◆ **Aim of the exercise**
All of the data should be repeated exactly; pictures are not part of the copy.

* * *

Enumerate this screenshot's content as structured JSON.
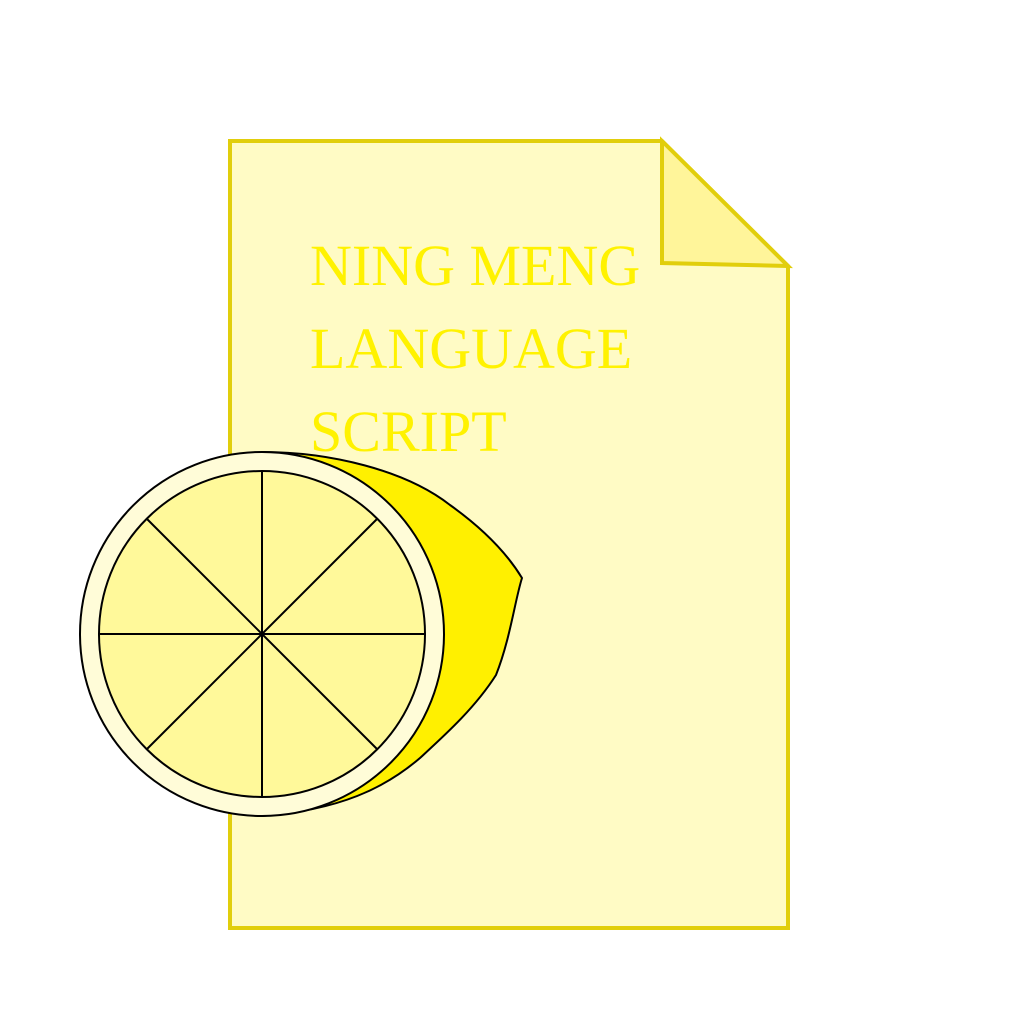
{
  "icon": {
    "name": "lemon-script-file-icon",
    "lines": [
      "NING MENG",
      "LANGUAGE",
      "SCRIPT"
    ]
  },
  "colors": {
    "page_fill": "#FFFBC5",
    "page_stroke": "#E1CE0C",
    "fold_fill": "#FFF59A",
    "text": "#FFF200",
    "lemon_rind": "#FFF000",
    "lemon_pith": "#FFFCD8",
    "lemon_flesh": "#FFF99A",
    "outline": "#000000"
  }
}
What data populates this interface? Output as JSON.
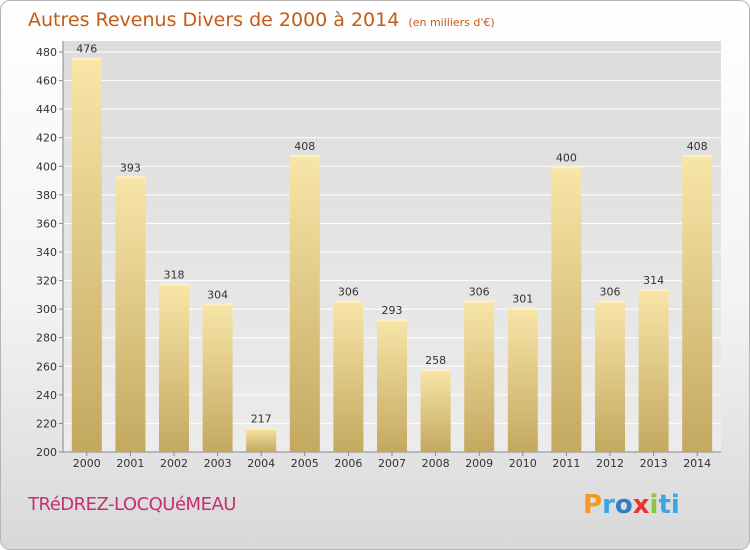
{
  "title": {
    "main": "Autres Revenus Divers de 2000 à 2014",
    "unit": "(en milliers d'€)"
  },
  "commune": "TRéDREZ-LOCQUéMEAU",
  "logo": [
    "P",
    "r",
    "o",
    "x",
    "i",
    "ti"
  ],
  "colors": {
    "title": "#c65a18",
    "commune": "#c5306e",
    "bar_light": "#f7e3a2",
    "bar_dark": "#c6aa61",
    "grid": "#ffffff",
    "plot_bg": "#e8e8e8"
  },
  "chart_data": {
    "type": "bar",
    "categories": [
      "2000",
      "2001",
      "2002",
      "2003",
      "2004",
      "2005",
      "2006",
      "2007",
      "2008",
      "2009",
      "2010",
      "2011",
      "2012",
      "2013",
      "2014"
    ],
    "values": [
      476,
      393,
      318,
      304,
      217,
      408,
      306,
      293,
      258,
      306,
      301,
      400,
      306,
      314,
      408
    ],
    "ylim": [
      200,
      480
    ],
    "yticks": [
      200,
      220,
      240,
      260,
      280,
      300,
      320,
      340,
      360,
      380,
      400,
      420,
      440,
      460,
      480
    ],
    "grid": true
  }
}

* * *

◆ **Answer to the exercise**
Enumerate this screenshot's content as structured JSON.
{
  "icon": {
    "name": "lemon-script-file-icon",
    "lines": [
      "NING MENG",
      "LANGUAGE",
      "SCRIPT"
    ]
  },
  "colors": {
    "page_fill": "#FFFBC5",
    "page_stroke": "#E1CE0C",
    "fold_fill": "#FFF59A",
    "text": "#FFF200",
    "lemon_rind": "#FFF000",
    "lemon_pith": "#FFFCD8",
    "lemon_flesh": "#FFF99A",
    "outline": "#000000"
  }
}
What data populates this interface? Output as JSON.
{
  "title": {
    "main": "Autres Revenus Divers de 2000 à 2014",
    "unit": "(en milliers d'€)"
  },
  "commune": "TRéDREZ-LOCQUéMEAU",
  "logo": [
    "P",
    "r",
    "o",
    "x",
    "i",
    "ti"
  ],
  "colors": {
    "title": "#c65a18",
    "commune": "#c5306e",
    "bar_light": "#f7e3a2",
    "bar_dark": "#c6aa61",
    "grid": "#ffffff",
    "plot_bg": "#e8e8e8"
  },
  "chart_data": {
    "type": "bar",
    "categories": [
      "2000",
      "2001",
      "2002",
      "2003",
      "2004",
      "2005",
      "2006",
      "2007",
      "2008",
      "2009",
      "2010",
      "2011",
      "2012",
      "2013",
      "2014"
    ],
    "values": [
      476,
      393,
      318,
      304,
      217,
      408,
      306,
      293,
      258,
      306,
      301,
      400,
      306,
      314,
      408
    ],
    "ylim": [
      200,
      480
    ],
    "yticks": [
      200,
      220,
      240,
      260,
      280,
      300,
      320,
      340,
      360,
      380,
      400,
      420,
      440,
      460,
      480
    ],
    "grid": true
  }
}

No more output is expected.